• WHAT YOU ARE ASKED TO DO:
Set the following entries down again exactly, line by line.

• RECORDS FOR THIS TASK:
--------------------------------
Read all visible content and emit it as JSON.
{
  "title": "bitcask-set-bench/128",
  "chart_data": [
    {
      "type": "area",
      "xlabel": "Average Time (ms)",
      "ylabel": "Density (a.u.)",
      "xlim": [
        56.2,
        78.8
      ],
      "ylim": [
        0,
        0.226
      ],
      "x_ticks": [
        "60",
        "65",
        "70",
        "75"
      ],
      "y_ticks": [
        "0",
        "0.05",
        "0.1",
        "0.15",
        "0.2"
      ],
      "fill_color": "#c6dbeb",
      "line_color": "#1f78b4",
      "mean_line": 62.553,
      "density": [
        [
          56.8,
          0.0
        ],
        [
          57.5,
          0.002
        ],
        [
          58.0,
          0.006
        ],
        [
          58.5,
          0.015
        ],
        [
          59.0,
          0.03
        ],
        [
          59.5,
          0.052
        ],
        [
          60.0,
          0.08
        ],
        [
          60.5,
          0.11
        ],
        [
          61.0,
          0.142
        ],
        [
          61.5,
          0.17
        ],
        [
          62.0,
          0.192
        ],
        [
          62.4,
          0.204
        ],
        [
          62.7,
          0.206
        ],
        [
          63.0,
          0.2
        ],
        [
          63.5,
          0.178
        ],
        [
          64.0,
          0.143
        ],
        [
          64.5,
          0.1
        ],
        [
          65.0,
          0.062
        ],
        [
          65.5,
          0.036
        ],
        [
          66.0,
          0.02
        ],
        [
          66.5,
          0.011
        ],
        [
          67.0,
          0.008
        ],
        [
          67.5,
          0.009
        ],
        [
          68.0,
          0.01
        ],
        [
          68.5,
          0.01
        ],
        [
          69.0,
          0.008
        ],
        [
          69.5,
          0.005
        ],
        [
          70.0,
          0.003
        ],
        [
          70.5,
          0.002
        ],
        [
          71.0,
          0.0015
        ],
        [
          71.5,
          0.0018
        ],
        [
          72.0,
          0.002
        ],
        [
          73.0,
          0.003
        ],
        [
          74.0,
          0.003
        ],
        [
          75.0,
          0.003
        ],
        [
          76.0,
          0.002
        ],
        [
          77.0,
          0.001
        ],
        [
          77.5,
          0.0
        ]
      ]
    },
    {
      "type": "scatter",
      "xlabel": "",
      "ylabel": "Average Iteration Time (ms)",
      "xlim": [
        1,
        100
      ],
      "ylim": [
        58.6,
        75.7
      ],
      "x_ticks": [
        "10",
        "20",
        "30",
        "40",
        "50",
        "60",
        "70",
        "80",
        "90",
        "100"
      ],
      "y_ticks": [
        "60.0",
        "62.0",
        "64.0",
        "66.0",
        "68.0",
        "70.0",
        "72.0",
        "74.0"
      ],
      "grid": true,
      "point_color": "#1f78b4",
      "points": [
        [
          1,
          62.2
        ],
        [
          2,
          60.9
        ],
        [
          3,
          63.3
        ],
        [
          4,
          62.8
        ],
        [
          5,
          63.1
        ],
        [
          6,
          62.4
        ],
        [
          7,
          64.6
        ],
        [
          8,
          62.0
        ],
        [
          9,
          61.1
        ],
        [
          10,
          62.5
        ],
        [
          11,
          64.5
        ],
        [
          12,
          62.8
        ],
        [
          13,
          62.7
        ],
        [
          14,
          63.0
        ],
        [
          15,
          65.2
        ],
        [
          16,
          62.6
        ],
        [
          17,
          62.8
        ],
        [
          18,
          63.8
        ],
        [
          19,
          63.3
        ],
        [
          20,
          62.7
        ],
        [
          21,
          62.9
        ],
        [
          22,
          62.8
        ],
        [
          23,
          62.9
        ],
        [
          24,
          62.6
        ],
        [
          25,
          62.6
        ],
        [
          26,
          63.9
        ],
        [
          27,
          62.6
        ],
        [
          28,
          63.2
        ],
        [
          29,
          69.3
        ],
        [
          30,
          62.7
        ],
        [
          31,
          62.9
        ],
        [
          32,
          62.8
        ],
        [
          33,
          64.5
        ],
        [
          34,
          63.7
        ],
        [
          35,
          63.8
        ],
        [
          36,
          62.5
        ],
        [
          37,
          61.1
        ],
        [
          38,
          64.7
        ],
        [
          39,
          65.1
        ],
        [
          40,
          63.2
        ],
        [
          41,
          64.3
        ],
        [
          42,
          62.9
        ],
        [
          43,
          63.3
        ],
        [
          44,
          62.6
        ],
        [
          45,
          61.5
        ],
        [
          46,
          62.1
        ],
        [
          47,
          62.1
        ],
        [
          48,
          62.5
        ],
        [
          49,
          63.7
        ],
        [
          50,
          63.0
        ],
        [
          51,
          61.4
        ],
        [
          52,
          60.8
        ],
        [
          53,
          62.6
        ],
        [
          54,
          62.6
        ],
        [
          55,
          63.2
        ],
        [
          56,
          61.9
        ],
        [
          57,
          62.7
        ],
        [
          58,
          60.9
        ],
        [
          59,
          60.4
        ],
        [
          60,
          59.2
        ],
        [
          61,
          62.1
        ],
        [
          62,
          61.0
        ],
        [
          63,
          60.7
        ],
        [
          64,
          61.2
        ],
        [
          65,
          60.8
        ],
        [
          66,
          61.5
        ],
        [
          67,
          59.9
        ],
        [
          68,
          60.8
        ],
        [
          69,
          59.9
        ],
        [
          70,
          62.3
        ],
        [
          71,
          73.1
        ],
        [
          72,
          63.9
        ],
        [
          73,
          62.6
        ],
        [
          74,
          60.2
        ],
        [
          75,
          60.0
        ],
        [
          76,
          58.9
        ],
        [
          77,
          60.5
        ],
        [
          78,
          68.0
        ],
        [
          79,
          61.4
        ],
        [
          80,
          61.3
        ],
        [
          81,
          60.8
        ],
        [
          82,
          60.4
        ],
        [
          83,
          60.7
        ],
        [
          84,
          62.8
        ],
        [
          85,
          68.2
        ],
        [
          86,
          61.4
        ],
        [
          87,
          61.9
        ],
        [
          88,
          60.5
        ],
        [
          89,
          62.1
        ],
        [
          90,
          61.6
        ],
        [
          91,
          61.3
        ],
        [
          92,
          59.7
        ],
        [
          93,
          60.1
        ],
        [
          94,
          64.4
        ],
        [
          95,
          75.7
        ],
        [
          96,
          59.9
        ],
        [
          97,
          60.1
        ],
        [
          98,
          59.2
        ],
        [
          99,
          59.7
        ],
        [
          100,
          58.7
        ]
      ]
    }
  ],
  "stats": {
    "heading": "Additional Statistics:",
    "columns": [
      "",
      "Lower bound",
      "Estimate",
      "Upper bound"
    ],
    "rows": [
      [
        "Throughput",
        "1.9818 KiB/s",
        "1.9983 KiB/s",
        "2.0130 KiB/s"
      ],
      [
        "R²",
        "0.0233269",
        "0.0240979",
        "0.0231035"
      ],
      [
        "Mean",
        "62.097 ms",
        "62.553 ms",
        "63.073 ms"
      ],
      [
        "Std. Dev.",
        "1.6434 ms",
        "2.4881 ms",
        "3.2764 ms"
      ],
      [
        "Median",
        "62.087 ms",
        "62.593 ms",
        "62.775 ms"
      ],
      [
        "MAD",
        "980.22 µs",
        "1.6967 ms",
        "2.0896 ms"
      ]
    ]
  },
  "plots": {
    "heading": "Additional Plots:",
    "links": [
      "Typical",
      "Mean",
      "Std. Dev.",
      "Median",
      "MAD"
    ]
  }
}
--------------------------------
• FULL SOLUTION:
Read all visible content and emit it as JSON.
{
  "title": "bitcask-set-bench/128",
  "chart_data": [
    {
      "type": "area",
      "xlabel": "Average Time (ms)",
      "ylabel": "Density (a.u.)",
      "xlim": [
        56.2,
        78.8
      ],
      "ylim": [
        0,
        0.226
      ],
      "x_ticks": [
        "60",
        "65",
        "70",
        "75"
      ],
      "y_ticks": [
        "0",
        "0.05",
        "0.1",
        "0.15",
        "0.2"
      ],
      "fill_color": "#c6dbeb",
      "line_color": "#1f78b4",
      "mean_line": 62.553,
      "density": [
        [
          56.8,
          0.0
        ],
        [
          57.5,
          0.002
        ],
        [
          58.0,
          0.006
        ],
        [
          58.5,
          0.015
        ],
        [
          59.0,
          0.03
        ],
        [
          59.5,
          0.052
        ],
        [
          60.0,
          0.08
        ],
        [
          60.5,
          0.11
        ],
        [
          61.0,
          0.142
        ],
        [
          61.5,
          0.17
        ],
        [
          62.0,
          0.192
        ],
        [
          62.4,
          0.204
        ],
        [
          62.7,
          0.206
        ],
        [
          63.0,
          0.2
        ],
        [
          63.5,
          0.178
        ],
        [
          64.0,
          0.143
        ],
        [
          64.5,
          0.1
        ],
        [
          65.0,
          0.062
        ],
        [
          65.5,
          0.036
        ],
        [
          66.0,
          0.02
        ],
        [
          66.5,
          0.011
        ],
        [
          67.0,
          0.008
        ],
        [
          67.5,
          0.009
        ],
        [
          68.0,
          0.01
        ],
        [
          68.5,
          0.01
        ],
        [
          69.0,
          0.008
        ],
        [
          69.5,
          0.005
        ],
        [
          70.0,
          0.003
        ],
        [
          70.5,
          0.002
        ],
        [
          71.0,
          0.0015
        ],
        [
          71.5,
          0.0018
        ],
        [
          72.0,
          0.002
        ],
        [
          73.0,
          0.003
        ],
        [
          74.0,
          0.003
        ],
        [
          75.0,
          0.003
        ],
        [
          76.0,
          0.002
        ],
        [
          77.0,
          0.001
        ],
        [
          77.5,
          0.0
        ]
      ]
    },
    {
      "type": "scatter",
      "xlabel": "",
      "ylabel": "Average Iteration Time (ms)",
      "xlim": [
        1,
        100
      ],
      "ylim": [
        58.6,
        75.7
      ],
      "x_ticks": [
        "10",
        "20",
        "30",
        "40",
        "50",
        "60",
        "70",
        "80",
        "90",
        "100"
      ],
      "y_ticks": [
        "60.0",
        "62.0",
        "64.0",
        "66.0",
        "68.0",
        "70.0",
        "72.0",
        "74.0"
      ],
      "grid": true,
      "point_color": "#1f78b4",
      "points": [
        [
          1,
          62.2
        ],
        [
          2,
          60.9
        ],
        [
          3,
          63.3
        ],
        [
          4,
          62.8
        ],
        [
          5,
          63.1
        ],
        [
          6,
          62.4
        ],
        [
          7,
          64.6
        ],
        [
          8,
          62.0
        ],
        [
          9,
          61.1
        ],
        [
          10,
          62.5
        ],
        [
          11,
          64.5
        ],
        [
          12,
          62.8
        ],
        [
          13,
          62.7
        ],
        [
          14,
          63.0
        ],
        [
          15,
          65.2
        ],
        [
          16,
          62.6
        ],
        [
          17,
          62.8
        ],
        [
          18,
          63.8
        ],
        [
          19,
          63.3
        ],
        [
          20,
          62.7
        ],
        [
          21,
          62.9
        ],
        [
          22,
          62.8
        ],
        [
          23,
          62.9
        ],
        [
          24,
          62.6
        ],
        [
          25,
          62.6
        ],
        [
          26,
          63.9
        ],
        [
          27,
          62.6
        ],
        [
          28,
          63.2
        ],
        [
          29,
          69.3
        ],
        [
          30,
          62.7
        ],
        [
          31,
          62.9
        ],
        [
          32,
          62.8
        ],
        [
          33,
          64.5
        ],
        [
          34,
          63.7
        ],
        [
          35,
          63.8
        ],
        [
          36,
          62.5
        ],
        [
          37,
          61.1
        ],
        [
          38,
          64.7
        ],
        [
          39,
          65.1
        ],
        [
          40,
          63.2
        ],
        [
          41,
          64.3
        ],
        [
          42,
          62.9
        ],
        [
          43,
          63.3
        ],
        [
          44,
          62.6
        ],
        [
          45,
          61.5
        ],
        [
          46,
          62.1
        ],
        [
          47,
          62.1
        ],
        [
          48,
          62.5
        ],
        [
          49,
          63.7
        ],
        [
          50,
          63.0
        ],
        [
          51,
          61.4
        ],
        [
          52,
          60.8
        ],
        [
          53,
          62.6
        ],
        [
          54,
          62.6
        ],
        [
          55,
          63.2
        ],
        [
          56,
          61.9
        ],
        [
          57,
          62.7
        ],
        [
          58,
          60.9
        ],
        [
          59,
          60.4
        ],
        [
          60,
          59.2
        ],
        [
          61,
          62.1
        ],
        [
          62,
          61.0
        ],
        [
          63,
          60.7
        ],
        [
          64,
          61.2
        ],
        [
          65,
          60.8
        ],
        [
          66,
          61.5
        ],
        [
          67,
          59.9
        ],
        [
          68,
          60.8
        ],
        [
          69,
          59.9
        ],
        [
          70,
          62.3
        ],
        [
          71,
          73.1
        ],
        [
          72,
          63.9
        ],
        [
          73,
          62.6
        ],
        [
          74,
          60.2
        ],
        [
          75,
          60.0
        ],
        [
          76,
          58.9
        ],
        [
          77,
          60.5
        ],
        [
          78,
          68.0
        ],
        [
          79,
          61.4
        ],
        [
          80,
          61.3
        ],
        [
          81,
          60.8
        ],
        [
          82,
          60.4
        ],
        [
          83,
          60.7
        ],
        [
          84,
          62.8
        ],
        [
          85,
          68.2
        ],
        [
          86,
          61.4
        ],
        [
          87,
          61.9
        ],
        [
          88,
          60.5
        ],
        [
          89,
          62.1
        ],
        [
          90,
          61.6
        ],
        [
          91,
          61.3
        ],
        [
          92,
          59.7
        ],
        [
          93,
          60.1
        ],
        [
          94,
          64.4
        ],
        [
          95,
          75.7
        ],
        [
          96,
          59.9
        ],
        [
          97,
          60.1
        ],
        [
          98,
          59.2
        ],
        [
          99,
          59.7
        ],
        [
          100,
          58.7
        ]
      ]
    }
  ],
  "stats": {
    "heading": "Additional Statistics:",
    "columns": [
      "",
      "Lower bound",
      "Estimate",
      "Upper bound"
    ],
    "rows": [
      [
        "Throughput",
        "1.9818 KiB/s",
        "1.9983 KiB/s",
        "2.0130 KiB/s"
      ],
      [
        "R²",
        "0.0233269",
        "0.0240979",
        "0.0231035"
      ],
      [
        "Mean",
        "62.097 ms",
        "62.553 ms",
        "63.073 ms"
      ],
      [
        "Std. Dev.",
        "1.6434 ms",
        "2.4881 ms",
        "3.2764 ms"
      ],
      [
        "Median",
        "62.087 ms",
        "62.593 ms",
        "62.775 ms"
      ],
      [
        "MAD",
        "980.22 µs",
        "1.6967 ms",
        "2.0896 ms"
      ]
    ]
  },
  "plots": {
    "heading": "Additional Plots:",
    "links": [
      "Typical",
      "Mean",
      "Std. Dev.",
      "Median",
      "MAD"
    ]
  }
}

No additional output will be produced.